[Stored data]
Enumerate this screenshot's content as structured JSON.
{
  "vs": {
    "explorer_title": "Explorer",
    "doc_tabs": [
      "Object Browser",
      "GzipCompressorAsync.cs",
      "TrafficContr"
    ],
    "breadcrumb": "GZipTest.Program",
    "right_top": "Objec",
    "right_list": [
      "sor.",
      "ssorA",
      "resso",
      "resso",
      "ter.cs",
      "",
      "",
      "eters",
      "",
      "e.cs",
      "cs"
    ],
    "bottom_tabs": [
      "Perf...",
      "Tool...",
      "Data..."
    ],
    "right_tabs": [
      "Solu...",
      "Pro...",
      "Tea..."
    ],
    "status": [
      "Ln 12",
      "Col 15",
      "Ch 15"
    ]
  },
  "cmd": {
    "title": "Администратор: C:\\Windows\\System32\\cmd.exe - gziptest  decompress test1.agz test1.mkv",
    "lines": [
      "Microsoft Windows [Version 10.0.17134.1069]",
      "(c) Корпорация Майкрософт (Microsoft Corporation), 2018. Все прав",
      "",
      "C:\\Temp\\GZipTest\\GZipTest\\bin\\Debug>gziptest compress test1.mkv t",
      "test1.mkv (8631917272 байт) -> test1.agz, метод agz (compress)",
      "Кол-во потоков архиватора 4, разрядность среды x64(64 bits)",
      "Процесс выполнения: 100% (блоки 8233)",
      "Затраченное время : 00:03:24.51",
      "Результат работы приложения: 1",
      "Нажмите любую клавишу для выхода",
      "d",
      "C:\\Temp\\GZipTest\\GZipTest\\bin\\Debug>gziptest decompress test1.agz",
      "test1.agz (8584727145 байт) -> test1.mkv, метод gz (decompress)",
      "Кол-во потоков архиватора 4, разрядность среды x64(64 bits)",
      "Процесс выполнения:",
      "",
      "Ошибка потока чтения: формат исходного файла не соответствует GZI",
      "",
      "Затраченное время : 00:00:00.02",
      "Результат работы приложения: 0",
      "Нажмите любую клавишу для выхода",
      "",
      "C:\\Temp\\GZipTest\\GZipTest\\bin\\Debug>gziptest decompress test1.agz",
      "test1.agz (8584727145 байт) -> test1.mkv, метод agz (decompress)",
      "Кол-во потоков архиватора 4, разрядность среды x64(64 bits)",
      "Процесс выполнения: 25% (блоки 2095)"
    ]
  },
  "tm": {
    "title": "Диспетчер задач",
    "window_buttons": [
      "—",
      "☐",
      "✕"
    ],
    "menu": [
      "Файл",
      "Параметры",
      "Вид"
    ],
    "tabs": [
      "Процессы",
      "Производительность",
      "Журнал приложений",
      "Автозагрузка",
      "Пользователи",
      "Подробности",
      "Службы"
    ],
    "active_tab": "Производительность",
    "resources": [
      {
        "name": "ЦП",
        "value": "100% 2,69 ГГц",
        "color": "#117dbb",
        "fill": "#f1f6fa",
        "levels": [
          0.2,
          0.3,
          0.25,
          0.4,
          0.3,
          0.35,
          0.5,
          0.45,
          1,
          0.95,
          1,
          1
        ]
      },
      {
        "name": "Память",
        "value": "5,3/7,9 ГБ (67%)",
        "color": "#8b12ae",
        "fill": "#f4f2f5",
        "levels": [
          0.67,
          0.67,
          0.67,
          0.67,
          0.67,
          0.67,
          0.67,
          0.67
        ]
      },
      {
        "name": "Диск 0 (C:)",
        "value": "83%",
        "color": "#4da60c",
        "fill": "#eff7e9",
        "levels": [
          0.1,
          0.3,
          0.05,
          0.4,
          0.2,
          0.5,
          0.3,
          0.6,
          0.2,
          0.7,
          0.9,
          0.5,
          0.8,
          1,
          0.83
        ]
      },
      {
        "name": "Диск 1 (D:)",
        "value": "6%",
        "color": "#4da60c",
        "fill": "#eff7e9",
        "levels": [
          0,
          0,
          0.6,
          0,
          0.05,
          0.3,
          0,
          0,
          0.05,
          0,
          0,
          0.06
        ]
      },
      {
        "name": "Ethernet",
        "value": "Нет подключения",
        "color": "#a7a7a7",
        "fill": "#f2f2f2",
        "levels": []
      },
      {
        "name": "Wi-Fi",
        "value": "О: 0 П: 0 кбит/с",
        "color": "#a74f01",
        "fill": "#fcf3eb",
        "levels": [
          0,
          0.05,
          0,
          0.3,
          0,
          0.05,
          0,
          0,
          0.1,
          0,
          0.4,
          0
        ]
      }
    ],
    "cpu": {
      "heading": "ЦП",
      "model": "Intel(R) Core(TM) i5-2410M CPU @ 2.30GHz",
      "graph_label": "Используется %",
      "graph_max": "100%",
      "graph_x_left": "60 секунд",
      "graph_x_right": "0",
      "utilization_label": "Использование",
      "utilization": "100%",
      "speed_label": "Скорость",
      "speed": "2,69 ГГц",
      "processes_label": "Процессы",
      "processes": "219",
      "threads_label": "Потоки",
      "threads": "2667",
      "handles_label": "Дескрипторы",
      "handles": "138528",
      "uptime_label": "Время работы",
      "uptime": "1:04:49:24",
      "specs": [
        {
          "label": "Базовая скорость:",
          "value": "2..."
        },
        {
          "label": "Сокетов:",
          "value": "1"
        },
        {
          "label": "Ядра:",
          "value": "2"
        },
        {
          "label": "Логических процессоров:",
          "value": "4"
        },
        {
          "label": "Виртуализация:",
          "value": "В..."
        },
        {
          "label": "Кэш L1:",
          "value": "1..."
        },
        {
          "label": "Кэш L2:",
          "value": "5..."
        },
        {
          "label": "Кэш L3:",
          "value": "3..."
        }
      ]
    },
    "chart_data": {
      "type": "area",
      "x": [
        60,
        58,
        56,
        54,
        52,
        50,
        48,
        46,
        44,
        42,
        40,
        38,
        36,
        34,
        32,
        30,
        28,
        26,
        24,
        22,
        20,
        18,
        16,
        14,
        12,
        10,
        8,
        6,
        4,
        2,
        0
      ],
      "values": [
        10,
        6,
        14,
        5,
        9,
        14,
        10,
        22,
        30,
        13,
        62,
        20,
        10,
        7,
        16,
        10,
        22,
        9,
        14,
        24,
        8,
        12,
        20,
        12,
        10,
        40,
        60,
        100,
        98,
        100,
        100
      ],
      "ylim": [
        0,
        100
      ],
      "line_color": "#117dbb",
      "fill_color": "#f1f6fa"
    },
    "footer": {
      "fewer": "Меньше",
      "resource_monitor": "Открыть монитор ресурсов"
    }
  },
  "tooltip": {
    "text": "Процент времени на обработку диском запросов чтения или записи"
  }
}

_Short problem_
Answer with one number only: how many lines above contain the word "Результат".

_The reply_
2